▼
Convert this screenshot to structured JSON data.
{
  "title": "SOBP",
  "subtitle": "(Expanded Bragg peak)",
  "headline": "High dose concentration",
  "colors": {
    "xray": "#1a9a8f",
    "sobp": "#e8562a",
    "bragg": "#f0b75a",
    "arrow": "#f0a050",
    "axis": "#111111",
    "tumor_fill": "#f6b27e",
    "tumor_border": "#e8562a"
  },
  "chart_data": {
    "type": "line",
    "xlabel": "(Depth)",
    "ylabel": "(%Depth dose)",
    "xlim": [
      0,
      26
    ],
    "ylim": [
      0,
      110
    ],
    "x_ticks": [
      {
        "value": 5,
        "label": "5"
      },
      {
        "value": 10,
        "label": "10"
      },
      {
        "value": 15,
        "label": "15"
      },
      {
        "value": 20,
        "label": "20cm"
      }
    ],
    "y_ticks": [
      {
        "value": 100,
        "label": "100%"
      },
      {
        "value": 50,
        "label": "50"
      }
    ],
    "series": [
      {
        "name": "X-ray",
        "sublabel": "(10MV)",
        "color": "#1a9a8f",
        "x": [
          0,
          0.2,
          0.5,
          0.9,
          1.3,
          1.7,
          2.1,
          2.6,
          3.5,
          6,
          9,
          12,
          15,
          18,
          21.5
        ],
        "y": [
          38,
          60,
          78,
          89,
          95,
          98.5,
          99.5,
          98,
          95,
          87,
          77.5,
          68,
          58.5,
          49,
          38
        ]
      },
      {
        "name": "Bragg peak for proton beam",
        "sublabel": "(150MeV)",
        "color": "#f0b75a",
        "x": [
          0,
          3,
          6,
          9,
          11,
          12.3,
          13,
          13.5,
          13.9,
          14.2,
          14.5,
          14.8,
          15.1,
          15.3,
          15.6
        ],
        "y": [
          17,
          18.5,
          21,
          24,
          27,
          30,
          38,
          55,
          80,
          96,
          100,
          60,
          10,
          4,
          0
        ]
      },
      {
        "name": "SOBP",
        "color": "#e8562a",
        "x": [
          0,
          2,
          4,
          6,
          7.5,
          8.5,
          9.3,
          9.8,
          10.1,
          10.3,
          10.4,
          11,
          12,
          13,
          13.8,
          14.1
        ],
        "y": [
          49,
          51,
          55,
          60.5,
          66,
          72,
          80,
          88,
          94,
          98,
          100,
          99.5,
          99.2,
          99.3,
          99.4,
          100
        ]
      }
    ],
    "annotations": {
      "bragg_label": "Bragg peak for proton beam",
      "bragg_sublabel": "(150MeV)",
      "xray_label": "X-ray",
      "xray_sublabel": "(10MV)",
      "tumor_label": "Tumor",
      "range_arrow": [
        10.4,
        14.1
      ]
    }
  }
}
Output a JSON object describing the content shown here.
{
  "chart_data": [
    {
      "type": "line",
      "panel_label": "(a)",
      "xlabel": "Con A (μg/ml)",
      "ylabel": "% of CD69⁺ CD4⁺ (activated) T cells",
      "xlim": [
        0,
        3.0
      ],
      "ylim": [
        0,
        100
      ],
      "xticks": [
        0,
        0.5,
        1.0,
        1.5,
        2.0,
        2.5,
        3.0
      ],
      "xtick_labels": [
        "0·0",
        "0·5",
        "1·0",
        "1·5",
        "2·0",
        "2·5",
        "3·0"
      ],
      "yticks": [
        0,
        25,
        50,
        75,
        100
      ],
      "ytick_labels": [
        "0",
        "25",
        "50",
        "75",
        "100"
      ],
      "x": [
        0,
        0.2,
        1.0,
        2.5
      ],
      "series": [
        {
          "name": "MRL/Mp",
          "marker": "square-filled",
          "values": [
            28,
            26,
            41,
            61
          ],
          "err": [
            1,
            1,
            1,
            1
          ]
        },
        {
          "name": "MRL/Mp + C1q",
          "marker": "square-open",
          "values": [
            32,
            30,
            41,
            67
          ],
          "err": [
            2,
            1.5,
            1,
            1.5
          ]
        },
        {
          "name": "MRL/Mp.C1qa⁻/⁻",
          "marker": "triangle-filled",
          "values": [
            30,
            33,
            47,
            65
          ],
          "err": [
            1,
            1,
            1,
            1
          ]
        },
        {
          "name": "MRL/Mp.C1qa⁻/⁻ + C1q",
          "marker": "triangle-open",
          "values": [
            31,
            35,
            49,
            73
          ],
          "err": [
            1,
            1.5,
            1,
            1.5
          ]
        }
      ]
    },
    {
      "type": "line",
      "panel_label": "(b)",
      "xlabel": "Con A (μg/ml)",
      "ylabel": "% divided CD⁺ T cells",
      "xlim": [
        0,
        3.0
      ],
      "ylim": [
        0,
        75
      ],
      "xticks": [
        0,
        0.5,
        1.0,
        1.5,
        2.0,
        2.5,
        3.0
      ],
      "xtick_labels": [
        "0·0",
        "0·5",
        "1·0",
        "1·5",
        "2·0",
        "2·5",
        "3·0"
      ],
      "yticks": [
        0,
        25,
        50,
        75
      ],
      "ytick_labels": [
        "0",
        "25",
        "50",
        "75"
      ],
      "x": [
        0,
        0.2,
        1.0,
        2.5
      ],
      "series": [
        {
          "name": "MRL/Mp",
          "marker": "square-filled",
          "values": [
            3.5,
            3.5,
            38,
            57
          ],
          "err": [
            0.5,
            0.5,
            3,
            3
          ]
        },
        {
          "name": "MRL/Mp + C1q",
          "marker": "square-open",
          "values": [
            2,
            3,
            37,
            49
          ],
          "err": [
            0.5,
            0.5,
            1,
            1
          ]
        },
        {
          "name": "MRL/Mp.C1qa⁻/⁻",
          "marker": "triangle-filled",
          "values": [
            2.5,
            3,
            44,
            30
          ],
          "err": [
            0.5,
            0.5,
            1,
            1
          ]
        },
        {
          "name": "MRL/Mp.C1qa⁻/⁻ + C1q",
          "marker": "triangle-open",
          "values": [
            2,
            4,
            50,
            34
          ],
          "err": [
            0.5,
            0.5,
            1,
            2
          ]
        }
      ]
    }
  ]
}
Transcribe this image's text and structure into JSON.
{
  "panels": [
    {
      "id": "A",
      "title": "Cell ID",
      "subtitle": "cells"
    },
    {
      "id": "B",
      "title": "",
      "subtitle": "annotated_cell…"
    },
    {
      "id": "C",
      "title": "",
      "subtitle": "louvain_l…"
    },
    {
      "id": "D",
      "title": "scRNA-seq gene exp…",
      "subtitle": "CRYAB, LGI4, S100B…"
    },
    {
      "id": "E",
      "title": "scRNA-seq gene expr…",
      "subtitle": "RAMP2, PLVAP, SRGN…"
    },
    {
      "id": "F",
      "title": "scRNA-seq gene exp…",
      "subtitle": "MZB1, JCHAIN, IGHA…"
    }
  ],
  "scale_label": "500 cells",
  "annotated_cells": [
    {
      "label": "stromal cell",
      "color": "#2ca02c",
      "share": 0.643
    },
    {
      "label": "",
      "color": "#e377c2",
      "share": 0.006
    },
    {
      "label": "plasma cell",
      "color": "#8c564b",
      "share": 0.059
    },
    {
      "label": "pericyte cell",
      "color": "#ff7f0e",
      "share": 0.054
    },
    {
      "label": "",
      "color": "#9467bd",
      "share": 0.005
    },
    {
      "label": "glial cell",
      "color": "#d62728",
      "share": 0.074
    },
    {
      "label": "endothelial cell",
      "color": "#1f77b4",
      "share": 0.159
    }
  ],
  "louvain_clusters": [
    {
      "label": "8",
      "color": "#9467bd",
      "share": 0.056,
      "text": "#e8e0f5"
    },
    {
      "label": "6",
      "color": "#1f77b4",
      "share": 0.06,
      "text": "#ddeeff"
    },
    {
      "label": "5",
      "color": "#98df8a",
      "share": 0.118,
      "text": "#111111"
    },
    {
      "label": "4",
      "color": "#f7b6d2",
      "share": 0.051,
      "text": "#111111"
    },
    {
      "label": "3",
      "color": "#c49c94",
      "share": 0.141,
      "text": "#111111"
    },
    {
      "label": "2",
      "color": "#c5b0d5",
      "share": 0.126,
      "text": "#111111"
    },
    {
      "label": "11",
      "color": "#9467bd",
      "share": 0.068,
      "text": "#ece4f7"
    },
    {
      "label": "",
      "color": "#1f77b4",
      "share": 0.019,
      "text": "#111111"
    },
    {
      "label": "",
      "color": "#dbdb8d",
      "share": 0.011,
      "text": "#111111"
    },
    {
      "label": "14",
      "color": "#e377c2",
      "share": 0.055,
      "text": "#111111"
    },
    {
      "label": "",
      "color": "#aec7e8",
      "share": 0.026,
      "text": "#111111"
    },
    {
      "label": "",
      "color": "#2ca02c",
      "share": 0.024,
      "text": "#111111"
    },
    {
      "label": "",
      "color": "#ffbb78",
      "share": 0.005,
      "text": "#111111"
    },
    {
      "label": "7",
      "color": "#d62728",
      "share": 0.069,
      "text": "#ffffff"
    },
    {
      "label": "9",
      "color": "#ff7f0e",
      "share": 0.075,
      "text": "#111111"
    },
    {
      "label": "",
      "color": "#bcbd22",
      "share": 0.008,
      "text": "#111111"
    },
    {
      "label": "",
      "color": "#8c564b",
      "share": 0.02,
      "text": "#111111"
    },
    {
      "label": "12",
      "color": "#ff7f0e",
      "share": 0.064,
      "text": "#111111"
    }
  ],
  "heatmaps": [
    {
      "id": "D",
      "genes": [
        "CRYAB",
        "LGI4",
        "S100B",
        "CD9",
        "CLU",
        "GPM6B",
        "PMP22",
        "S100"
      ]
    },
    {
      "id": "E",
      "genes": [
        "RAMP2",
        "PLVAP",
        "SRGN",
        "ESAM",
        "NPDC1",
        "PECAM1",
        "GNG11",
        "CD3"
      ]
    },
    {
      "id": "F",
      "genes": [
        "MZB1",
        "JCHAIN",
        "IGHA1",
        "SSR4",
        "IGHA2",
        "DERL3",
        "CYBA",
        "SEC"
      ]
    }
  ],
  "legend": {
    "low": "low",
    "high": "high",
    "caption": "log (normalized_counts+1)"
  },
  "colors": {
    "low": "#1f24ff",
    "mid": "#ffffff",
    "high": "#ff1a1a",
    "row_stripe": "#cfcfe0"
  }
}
▲
_Exercise brief_
Wherever the word "dose" occurs in the data, copy that whole line.

_Written response_
  "headline": "High dose concentration",
    "ylabel": "(%Depth dose)",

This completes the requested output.